= TASK TO COMPLETE =
Below are records to repeat exactly. Omit the pictures from the copy.

————————

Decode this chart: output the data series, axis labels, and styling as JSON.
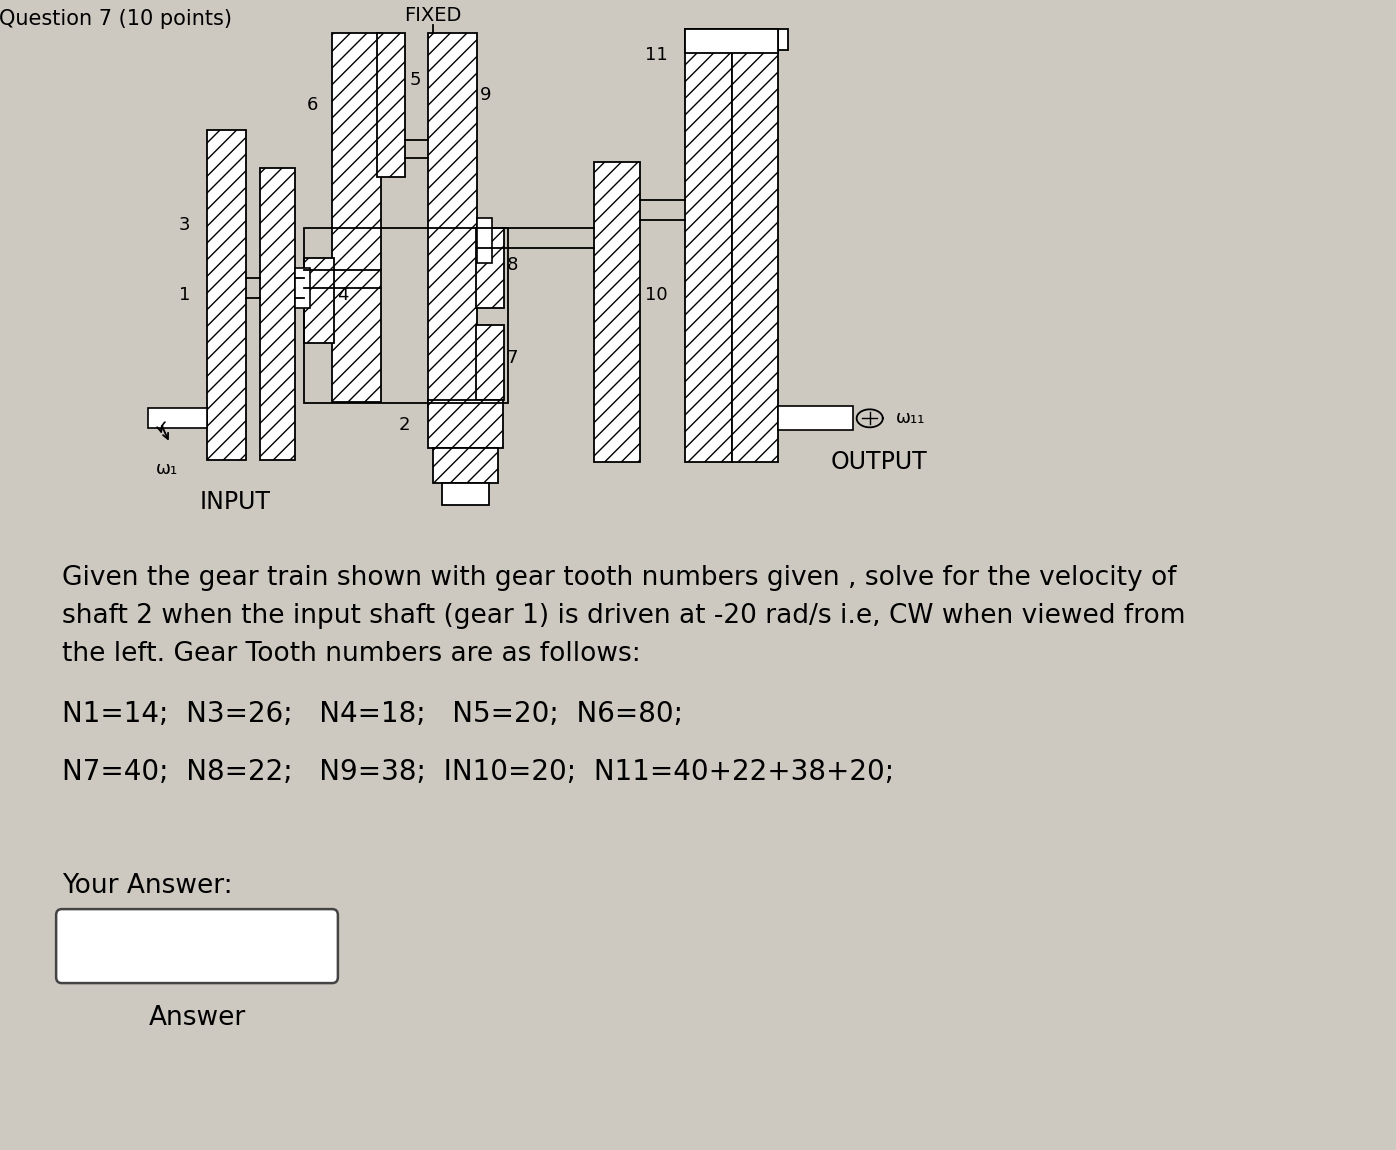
{
  "bg_color": "#cdc9c1",
  "title_text": "Question 7 (10 points)",
  "problem_text_line1": "Given the gear train shown with gear tooth numbers given , solve for the velocity of",
  "problem_text_line2": "shaft 2 when the input shaft (gear 1) is driven at -20 rad/s i.e, CW when viewed from",
  "problem_text_line3": "the left. Gear Tooth numbers are as follows:",
  "gear_line1": "N1=14;  N3=26;   N4=18;   N5=20;  N6=80;",
  "gear_line2": "N7=40;  N8=22;   N9=38;  ΙN10=20;  N11=40+22+38+20;",
  "answer_label": "Your Answer:",
  "answer_box_label": "Answer",
  "diagram_fixed": "FIXED",
  "label_input": "INPUT",
  "label_output": "OUTPUT",
  "omega_in": "ω₁",
  "omega_out": "ω₁₁",
  "font_size_body": 19,
  "font_size_gear": 20,
  "font_size_label": 17
}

————————

= OUTPUT =
Decode this chart: output the data series, axis labels, and styling as JSON.
{
  "bg_color": "#cdc9c1",
  "title_text": "Question 7 (10 points)",
  "problem_text_line1": "Given the gear train shown with gear tooth numbers given , solve for the velocity of",
  "problem_text_line2": "shaft 2 when the input shaft (gear 1) is driven at -20 rad/s i.e, CW when viewed from",
  "problem_text_line3": "the left. Gear Tooth numbers are as follows:",
  "gear_line1": "N1=14;  N3=26;   N4=18;   N5=20;  N6=80;",
  "gear_line2": "N7=40;  N8=22;   N9=38;  ΙN10=20;  N11=40+22+38+20;",
  "answer_label": "Your Answer:",
  "answer_box_label": "Answer",
  "diagram_fixed": "FIXED",
  "label_input": "INPUT",
  "label_output": "OUTPUT",
  "omega_in": "ω₁",
  "omega_out": "ω₁₁",
  "font_size_body": 19,
  "font_size_gear": 20,
  "font_size_label": 17
}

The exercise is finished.